[Data records]
###
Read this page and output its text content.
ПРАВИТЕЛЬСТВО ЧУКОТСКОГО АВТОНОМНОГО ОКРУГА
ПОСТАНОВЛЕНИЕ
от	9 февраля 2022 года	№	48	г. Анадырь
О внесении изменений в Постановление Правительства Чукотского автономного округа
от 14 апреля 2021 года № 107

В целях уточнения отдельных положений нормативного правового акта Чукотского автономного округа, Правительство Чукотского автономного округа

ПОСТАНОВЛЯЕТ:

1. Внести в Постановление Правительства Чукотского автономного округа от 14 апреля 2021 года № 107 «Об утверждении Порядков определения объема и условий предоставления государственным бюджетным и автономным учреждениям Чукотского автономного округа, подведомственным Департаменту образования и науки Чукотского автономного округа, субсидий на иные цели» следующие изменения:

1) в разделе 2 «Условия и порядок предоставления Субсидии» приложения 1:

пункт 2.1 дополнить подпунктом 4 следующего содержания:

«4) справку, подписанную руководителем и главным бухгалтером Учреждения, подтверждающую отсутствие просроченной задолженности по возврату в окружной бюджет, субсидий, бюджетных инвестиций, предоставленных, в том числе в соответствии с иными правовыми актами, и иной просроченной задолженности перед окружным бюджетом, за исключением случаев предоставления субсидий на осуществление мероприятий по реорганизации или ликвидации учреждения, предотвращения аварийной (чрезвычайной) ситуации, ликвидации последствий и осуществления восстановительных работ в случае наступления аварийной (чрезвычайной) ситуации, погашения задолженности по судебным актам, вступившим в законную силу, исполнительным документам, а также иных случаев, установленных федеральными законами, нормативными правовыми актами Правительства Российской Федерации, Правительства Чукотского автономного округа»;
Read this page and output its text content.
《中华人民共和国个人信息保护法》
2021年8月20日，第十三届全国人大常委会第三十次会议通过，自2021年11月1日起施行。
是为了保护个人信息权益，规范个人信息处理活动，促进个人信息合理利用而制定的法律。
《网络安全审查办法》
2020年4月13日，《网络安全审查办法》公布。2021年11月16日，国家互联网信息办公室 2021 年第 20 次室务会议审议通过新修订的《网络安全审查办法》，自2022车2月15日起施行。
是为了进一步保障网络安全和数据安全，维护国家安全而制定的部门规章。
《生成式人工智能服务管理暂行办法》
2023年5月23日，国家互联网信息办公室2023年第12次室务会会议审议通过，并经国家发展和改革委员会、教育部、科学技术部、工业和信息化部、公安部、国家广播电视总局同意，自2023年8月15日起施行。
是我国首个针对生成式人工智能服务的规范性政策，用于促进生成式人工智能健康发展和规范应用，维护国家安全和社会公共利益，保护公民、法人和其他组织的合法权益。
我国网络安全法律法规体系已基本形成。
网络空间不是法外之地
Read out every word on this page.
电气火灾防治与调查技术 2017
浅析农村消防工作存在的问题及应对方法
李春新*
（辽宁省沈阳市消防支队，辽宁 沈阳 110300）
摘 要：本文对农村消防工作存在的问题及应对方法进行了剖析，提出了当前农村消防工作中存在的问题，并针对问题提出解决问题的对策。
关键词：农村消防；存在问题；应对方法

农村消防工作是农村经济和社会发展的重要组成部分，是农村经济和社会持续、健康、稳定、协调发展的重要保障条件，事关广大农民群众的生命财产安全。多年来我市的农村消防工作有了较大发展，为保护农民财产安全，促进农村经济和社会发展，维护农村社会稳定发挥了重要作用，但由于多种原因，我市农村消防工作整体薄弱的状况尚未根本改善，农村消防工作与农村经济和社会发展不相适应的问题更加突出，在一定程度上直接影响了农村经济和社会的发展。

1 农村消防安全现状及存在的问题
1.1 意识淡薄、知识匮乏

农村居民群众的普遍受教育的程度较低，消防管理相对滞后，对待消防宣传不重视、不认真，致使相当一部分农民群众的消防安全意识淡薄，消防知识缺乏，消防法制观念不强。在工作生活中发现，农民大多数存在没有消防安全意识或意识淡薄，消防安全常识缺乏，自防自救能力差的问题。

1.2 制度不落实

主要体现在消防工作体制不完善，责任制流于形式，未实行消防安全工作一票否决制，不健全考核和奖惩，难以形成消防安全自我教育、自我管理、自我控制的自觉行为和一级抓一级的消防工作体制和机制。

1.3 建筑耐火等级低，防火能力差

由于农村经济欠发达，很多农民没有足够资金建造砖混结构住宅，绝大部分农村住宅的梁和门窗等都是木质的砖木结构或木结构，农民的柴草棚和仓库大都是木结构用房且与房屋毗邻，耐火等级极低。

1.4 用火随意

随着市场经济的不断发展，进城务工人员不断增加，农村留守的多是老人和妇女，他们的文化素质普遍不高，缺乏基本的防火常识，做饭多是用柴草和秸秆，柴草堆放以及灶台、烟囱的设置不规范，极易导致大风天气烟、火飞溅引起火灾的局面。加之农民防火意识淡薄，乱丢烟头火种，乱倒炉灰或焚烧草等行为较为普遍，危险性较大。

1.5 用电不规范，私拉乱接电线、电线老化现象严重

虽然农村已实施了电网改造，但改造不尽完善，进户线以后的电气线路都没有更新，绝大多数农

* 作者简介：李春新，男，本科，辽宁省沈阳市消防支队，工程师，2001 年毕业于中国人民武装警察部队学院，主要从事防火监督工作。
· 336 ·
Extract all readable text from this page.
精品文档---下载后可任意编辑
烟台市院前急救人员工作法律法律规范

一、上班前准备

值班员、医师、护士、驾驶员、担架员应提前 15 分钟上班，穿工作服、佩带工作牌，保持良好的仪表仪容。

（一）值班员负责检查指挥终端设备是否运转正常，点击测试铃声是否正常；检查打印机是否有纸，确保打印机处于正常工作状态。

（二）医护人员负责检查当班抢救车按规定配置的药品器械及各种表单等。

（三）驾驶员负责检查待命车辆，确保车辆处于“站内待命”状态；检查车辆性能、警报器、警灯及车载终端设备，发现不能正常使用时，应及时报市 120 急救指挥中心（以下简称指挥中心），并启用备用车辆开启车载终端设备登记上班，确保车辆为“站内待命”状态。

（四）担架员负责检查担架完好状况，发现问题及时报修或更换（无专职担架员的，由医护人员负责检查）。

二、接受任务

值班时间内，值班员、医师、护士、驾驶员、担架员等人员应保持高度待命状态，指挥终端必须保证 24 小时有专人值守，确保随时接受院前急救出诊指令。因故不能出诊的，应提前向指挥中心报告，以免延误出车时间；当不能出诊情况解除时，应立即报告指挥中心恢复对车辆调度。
###
* **Written request**: Return every entry verbatim.

* **Answer in full**:
Read this page and output its text content.
ПРАВИТЕЛЬСТВО ЧУКОТСКОГО АВТОНОМНОГО ОКРУГА
ПОСТАНОВЛЕНИЕ
от	9 февраля 2022 года	№	48	г. Анадырь
О внесении изменений в Постановление Правительства Чукотского автономного округа
от 14 апреля 2021 года № 107

В целях уточнения отдельных положений нормативного правового акта Чукотского автономного округа, Правительство Чукотского автономного округа

ПОСТАНОВЛЯЕТ:

1. Внести в Постановление Правительства Чукотского автономного округа от 14 апреля 2021 года № 107 «Об утверждении Порядков определения объема и условий предоставления государственным бюджетным и автономным учреждениям Чукотского автономного округа, подведомственным Департаменту образования и науки Чукотского автономного округа, субсидий на иные цели» следующие изменения:

1) в разделе 2 «Условия и порядок предоставления Субсидии» приложения 1:

пункт 2.1 дополнить подпунктом 4 следующего содержания:

«4) справку, подписанную руководителем и главным бухгалтером Учреждения, подтверждающую отсутствие просроченной задолженности по возврату в окружной бюджет, субсидий, бюджетных инвестиций, предоставленных, в том числе в соответствии с иными правовыми актами, и иной просроченной задолженности перед окружным бюджетом, за исключением случаев предоставления субсидий на осуществление мероприятий по реорганизации или ликвидации учреждения, предотвращения аварийной (чрезвычайной) ситуации, ликвидации последствий и осуществления восстановительных работ в случае наступления аварийной (чрезвычайной) ситуации, погашения задолженности по судебным актам, вступившим в законную силу, исполнительным документам, а также иных случаев, установленных федеральными законами, нормативными правовыми актами Правительства Российской Федерации, Правительства Чукотского автономного округа»;
Read this page and output its text content.
《中华人民共和国个人信息保护法》
2021年8月20日，第十三届全国人大常委会第三十次会议通过，自2021年11月1日起施行。
是为了保护个人信息权益，规范个人信息处理活动，促进个人信息合理利用而制定的法律。
《网络安全审查办法》
2020年4月13日，《网络安全审查办法》公布。2021年11月16日，国家互联网信息办公室 2021 年第 20 次室务会议审议通过新修订的《网络安全审查办法》，自2022车2月15日起施行。
是为了进一步保障网络安全和数据安全，维护国家安全而制定的部门规章。
《生成式人工智能服务管理暂行办法》
2023年5月23日，国家互联网信息办公室2023年第12次室务会会议审议通过，并经国家发展和改革委员会、教育部、科学技术部、工业和信息化部、公安部、国家广播电视总局同意，自2023年8月15日起施行。
是我国首个针对生成式人工智能服务的规范性政策，用于促进生成式人工智能健康发展和规范应用，维护国家安全和社会公共利益，保护公民、法人和其他组织的合法权益。
我国网络安全法律法规体系已基本形成。
网络空间不是法外之地
Read out every word on this page.
电气火灾防治与调查技术 2017
浅析农村消防工作存在的问题及应对方法
李春新*
（辽宁省沈阳市消防支队，辽宁 沈阳 110300）
摘 要：本文对农村消防工作存在的问题及应对方法进行了剖析，提出了当前农村消防工作中存在的问题，并针对问题提出解决问题的对策。
关键词：农村消防；存在问题；应对方法

农村消防工作是农村经济和社会发展的重要组成部分，是农村经济和社会持续、健康、稳定、协调发展的重要保障条件，事关广大农民群众的生命财产安全。多年来我市的农村消防工作有了较大发展，为保护农民财产安全，促进农村经济和社会发展，维护农村社会稳定发挥了重要作用，但由于多种原因，我市农村消防工作整体薄弱的状况尚未根本改善，农村消防工作与农村经济和社会发展不相适应的问题更加突出，在一定程度上直接影响了农村经济和社会的发展。

1 农村消防安全现状及存在的问题
1.1 意识淡薄、知识匮乏

农村居民群众的普遍受教育的程度较低，消防管理相对滞后，对待消防宣传不重视、不认真，致使相当一部分农民群众的消防安全意识淡薄，消防知识缺乏，消防法制观念不强。在工作生活中发现，农民大多数存在没有消防安全意识或意识淡薄，消防安全常识缺乏，自防自救能力差的问题。

1.2 制度不落实

主要体现在消防工作体制不完善，责任制流于形式，未实行消防安全工作一票否决制，不健全考核和奖惩，难以形成消防安全自我教育、自我管理、自我控制的自觉行为和一级抓一级的消防工作体制和机制。

1.3 建筑耐火等级低，防火能力差

由于农村经济欠发达，很多农民没有足够资金建造砖混结构住宅，绝大部分农村住宅的梁和门窗等都是木质的砖木结构或木结构，农民的柴草棚和仓库大都是木结构用房且与房屋毗邻，耐火等级极低。

1.4 用火随意

随着市场经济的不断发展，进城务工人员不断增加，农村留守的多是老人和妇女，他们的文化素质普遍不高，缺乏基本的防火常识，做饭多是用柴草和秸秆，柴草堆放以及灶台、烟囱的设置不规范，极易导致大风天气烟、火飞溅引起火灾的局面。加之农民防火意识淡薄，乱丢烟头火种，乱倒炉灰或焚烧草等行为较为普遍，危险性较大。

1.5 用电不规范，私拉乱接电线、电线老化现象严重

虽然农村已实施了电网改造，但改造不尽完善，进户线以后的电气线路都没有更新，绝大多数农

* 作者简介：李春新，男，本科，辽宁省沈阳市消防支队，工程师，2001 年毕业于中国人民武装警察部队学院，主要从事防火监督工作。
· 336 ·
Extract all readable text from this page.
精品文档---下载后可任意编辑
烟台市院前急救人员工作法律法律规范

一、上班前准备

值班员、医师、护士、驾驶员、担架员应提前 15 分钟上班，穿工作服、佩带工作牌，保持良好的仪表仪容。

（一）值班员负责检查指挥终端设备是否运转正常，点击测试铃声是否正常；检查打印机是否有纸，确保打印机处于正常工作状态。

（二）医护人员负责检查当班抢救车按规定配置的药品器械及各种表单等。

（三）驾驶员负责检查待命车辆，确保车辆处于“站内待命”状态；检查车辆性能、警报器、警灯及车载终端设备，发现不能正常使用时，应及时报市 120 急救指挥中心（以下简称指挥中心），并启用备用车辆开启车载终端设备登记上班，确保车辆为“站内待命”状态。

（四）担架员负责检查担架完好状况，发现问题及时报修或更换（无专职担架员的，由医护人员负责检查）。

二、接受任务

值班时间内，值班员、医师、护士、驾驶员、担架员等人员应保持高度待命状态，指挥终端必须保证 24 小时有专人值守，确保随时接受院前急救出诊指令。因故不能出诊的，应提前向指挥中心报告，以免延误出车时间；当不能出诊情况解除时，应立即报告指挥中心恢复对车辆调度。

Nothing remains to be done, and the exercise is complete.